### Exercise task
Transcribe all of the material exactly. Any picture in it should be left out.
## Begin Data entries
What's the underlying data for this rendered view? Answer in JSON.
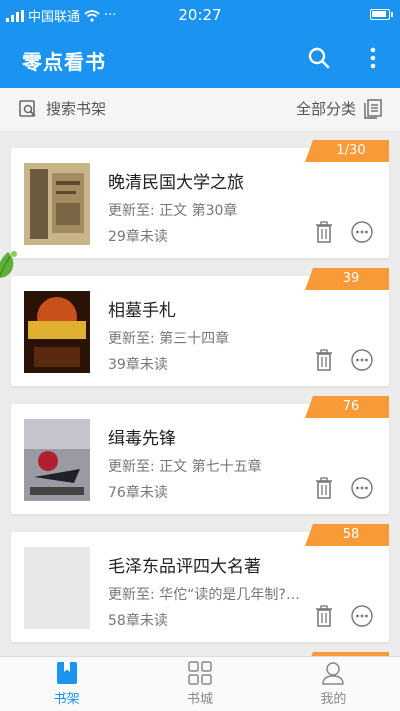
{
  "status_bar": {
    "carrier": "中国联通",
    "extra": "···",
    "time": "20:27",
    "battery_level": 0.9
  },
  "app_bar": {
    "title": "零点看书"
  },
  "toolbar": {
    "search_label": "搜索书架",
    "categories_label": "全部分类"
  },
  "books": [
    {
      "badge": "1/30",
      "title": "晚清民国大学之旅",
      "update": "更新至: 正文 第30章",
      "unread": "29章未读",
      "cover_color": "#6b5a3e"
    },
    {
      "badge": "39",
      "title": "相墓手札",
      "update": "更新至: 第三十四章",
      "unread": "39章未读",
      "cover_color": "#8a3a12"
    },
    {
      "badge": "76",
      "title": "缉毒先锋",
      "update": "更新至: 正文 第七十五章",
      "unread": "76章未读",
      "cover_color": "#7a7a80"
    },
    {
      "badge": "58",
      "title": "毛泽东品评四大名著",
      "update": "更新至: 华佗“读的是几年制?…",
      "unread": "58章未读",
      "cover_color": "#e8e8e8"
    }
  ],
  "bottom_nav": {
    "tabs": [
      {
        "label": "书架",
        "active": true
      },
      {
        "label": "书城",
        "active": false
      },
      {
        "label": "我的",
        "active": false
      }
    ]
  },
  "colors": {
    "primary": "#1a94f0",
    "badge": "#f79a37"
  }
}
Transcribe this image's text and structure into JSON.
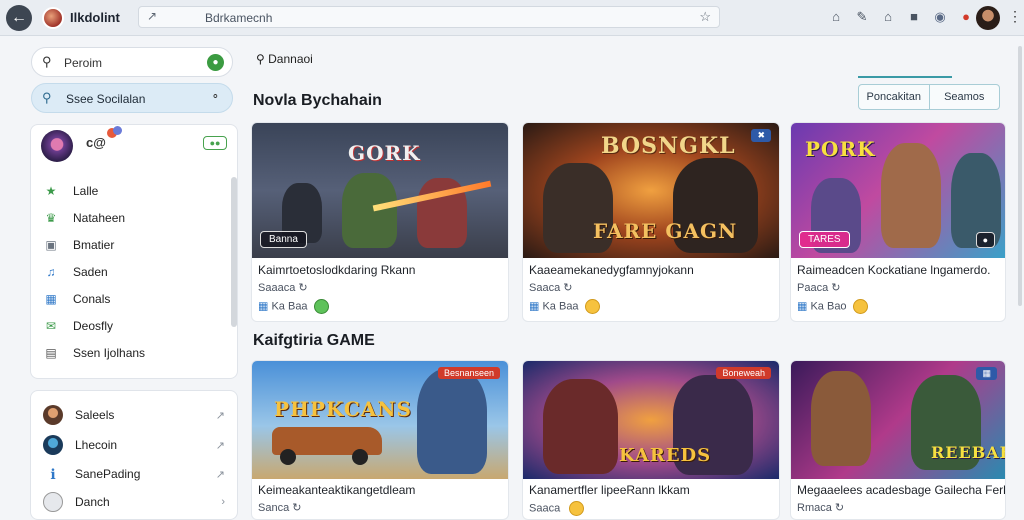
{
  "topbar": {
    "app_title": "Ilkdolint",
    "url": "Bdrkamecnh",
    "icons": [
      "home-icon",
      "edit-icon",
      "house-icon",
      "lock-icon",
      "globe-icon",
      "notification-icon"
    ]
  },
  "sidebar": {
    "search_label": "Peroim",
    "social_label": "Ssee Socilalan",
    "user_name": "c@",
    "nav": [
      {
        "label": "Lalle",
        "icon": "bug-icon",
        "color": "#3c9a4a"
      },
      {
        "label": "Nataheen",
        "icon": "people-icon",
        "color": "#3c9a4a"
      },
      {
        "label": "Bmatier",
        "icon": "monitor-icon",
        "color": "#6b7480"
      },
      {
        "label": "Saden",
        "icon": "music-icon",
        "color": "#2f78c8"
      },
      {
        "label": "Conals",
        "icon": "chart-icon",
        "color": "#2f78c8"
      },
      {
        "label": "Deosfly",
        "icon": "mail-icon",
        "color": "#3c9a4a"
      },
      {
        "label": "Ssen Ijolhans",
        "icon": "film-icon",
        "color": "#555"
      }
    ],
    "friends": [
      {
        "label": "Saleels"
      },
      {
        "label": "Lhecoin"
      },
      {
        "label": "SanePading"
      },
      {
        "label": "Danch"
      }
    ]
  },
  "main": {
    "breadcrumb": "Dannaoi",
    "section1_title": "Novla Bychahain",
    "section2_title": "Kaifgtiria GAME",
    "tabs": [
      "Poncakitan",
      "Seamos"
    ],
    "row1": [
      {
        "logo": "GORK",
        "label": "Banna",
        "title": "Kaimrtoetoslodkdaring Rkann",
        "sub": "Saaaca",
        "meta": "Ka Baa"
      },
      {
        "logo": "BOSNGKL",
        "logo2": "FARE GAGN",
        "title": "Kaaeamekanedygfamnyjokann",
        "sub": "Saaca",
        "meta": "Ka Baa"
      },
      {
        "logo": "PORK",
        "label": "TARES",
        "title": "Raimeadcen Kockatiane lngamerdo.",
        "sub": "Paaca",
        "meta": "Ka Bao"
      }
    ],
    "row2": [
      {
        "logo": "PHPKCANS",
        "tag": "Besnanseen",
        "title": "Keimeakanteaktikangetdleam",
        "sub": "Sanca"
      },
      {
        "logo": "KAREDS",
        "tag": "Boneweah",
        "title": "Kanamertfler lipeeRann lkkam",
        "sub": "Saaca"
      },
      {
        "logo": "REEBAE",
        "title": "Megaaelees acadesbage Gailecha Ferlis...",
        "sub": "Rmaca"
      }
    ]
  }
}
## End Data entries
### The solution
What's the underlying data for this rendered view? Answer in JSON.
{
  "status_bar": {
    "carrier": "中国联通",
    "extra": "···",
    "time": "20:27",
    "battery_level": 0.9
  },
  "app_bar": {
    "title": "零点看书"
  },
  "toolbar": {
    "search_label": "搜索书架",
    "categories_label": "全部分类"
  },
  "books": [
    {
      "badge": "1/30",
      "title": "晚清民国大学之旅",
      "update": "更新至: 正文 第30章",
      "unread": "29章未读",
      "cover_color": "#6b5a3e"
    },
    {
      "badge": "39",
      "title": "相墓手札",
      "update": "更新至: 第三十四章",
      "unread": "39章未读",
      "cover_color": "#8a3a12"
    },
    {
      "badge": "76",
      "title": "缉毒先锋",
      "update": "更新至: 正文 第七十五章",
      "unread": "76章未读",
      "cover_color": "#7a7a80"
    },
    {
      "badge": "58",
      "title": "毛泽东品评四大名著",
      "update": "更新至: 华佗“读的是几年制?…",
      "unread": "58章未读",
      "cover_color": "#e8e8e8"
    }
  ],
  "bottom_nav": {
    "tabs": [
      {
        "label": "书架",
        "active": true
      },
      {
        "label": "书城",
        "active": false
      },
      {
        "label": "我的",
        "active": false
      }
    ]
  },
  "colors": {
    "primary": "#1a94f0",
    "badge": "#f79a37"
  }
}
Transcribe this image's text and structure into JSON.
{
  "topbar": {
    "app_title": "Ilkdolint",
    "url": "Bdrkamecnh",
    "icons": [
      "home-icon",
      "edit-icon",
      "house-icon",
      "lock-icon",
      "globe-icon",
      "notification-icon"
    ]
  },
  "sidebar": {
    "search_label": "Peroim",
    "social_label": "Ssee Socilalan",
    "user_name": "c@",
    "nav": [
      {
        "label": "Lalle",
        "icon": "bug-icon",
        "color": "#3c9a4a"
      },
      {
        "label": "Nataheen",
        "icon": "people-icon",
        "color": "#3c9a4a"
      },
      {
        "label": "Bmatier",
        "icon": "monitor-icon",
        "color": "#6b7480"
      },
      {
        "label": "Saden",
        "icon": "music-icon",
        "color": "#2f78c8"
      },
      {
        "label": "Conals",
        "icon": "chart-icon",
        "color": "#2f78c8"
      },
      {
        "label": "Deosfly",
        "icon": "mail-icon",
        "color": "#3c9a4a"
      },
      {
        "label": "Ssen Ijolhans",
        "icon": "film-icon",
        "color": "#555"
      }
    ],
    "friends": [
      {
        "label": "Saleels"
      },
      {
        "label": "Lhecoin"
      },
      {
        "label": "SanePading"
      },
      {
        "label": "Danch"
      }
    ]
  },
  "main": {
    "breadcrumb": "Dannaoi",
    "section1_title": "Novla Bychahain",
    "section2_title": "Kaifgtiria GAME",
    "tabs": [
      "Poncakitan",
      "Seamos"
    ],
    "row1": [
      {
        "logo": "GORK",
        "label": "Banna",
        "title": "Kaimrtoetoslodkdaring Rkann",
        "sub": "Saaaca",
        "meta": "Ka Baa"
      },
      {
        "logo": "BOSNGKL",
        "logo2": "FARE GAGN",
        "title": "Kaaeamekanedygfamnyjokann",
        "sub": "Saaca",
        "meta": "Ka Baa"
      },
      {
        "logo": "PORK",
        "label": "TARES",
        "title": "Raimeadcen Kockatiane lngamerdo.",
        "sub": "Paaca",
        "meta": "Ka Bao"
      }
    ],
    "row2": [
      {
        "logo": "PHPKCANS",
        "tag": "Besnanseen",
        "title": "Keimeakanteaktikangetdleam",
        "sub": "Sanca"
      },
      {
        "logo": "KAREDS",
        "tag": "Boneweah",
        "title": "Kanamertfler lipeeRann lkkam",
        "sub": "Saaca"
      },
      {
        "logo": "REEBAE",
        "title": "Megaaelees acadesbage Gailecha Ferlis...",
        "sub": "Rmaca"
      }
    ]
  }
}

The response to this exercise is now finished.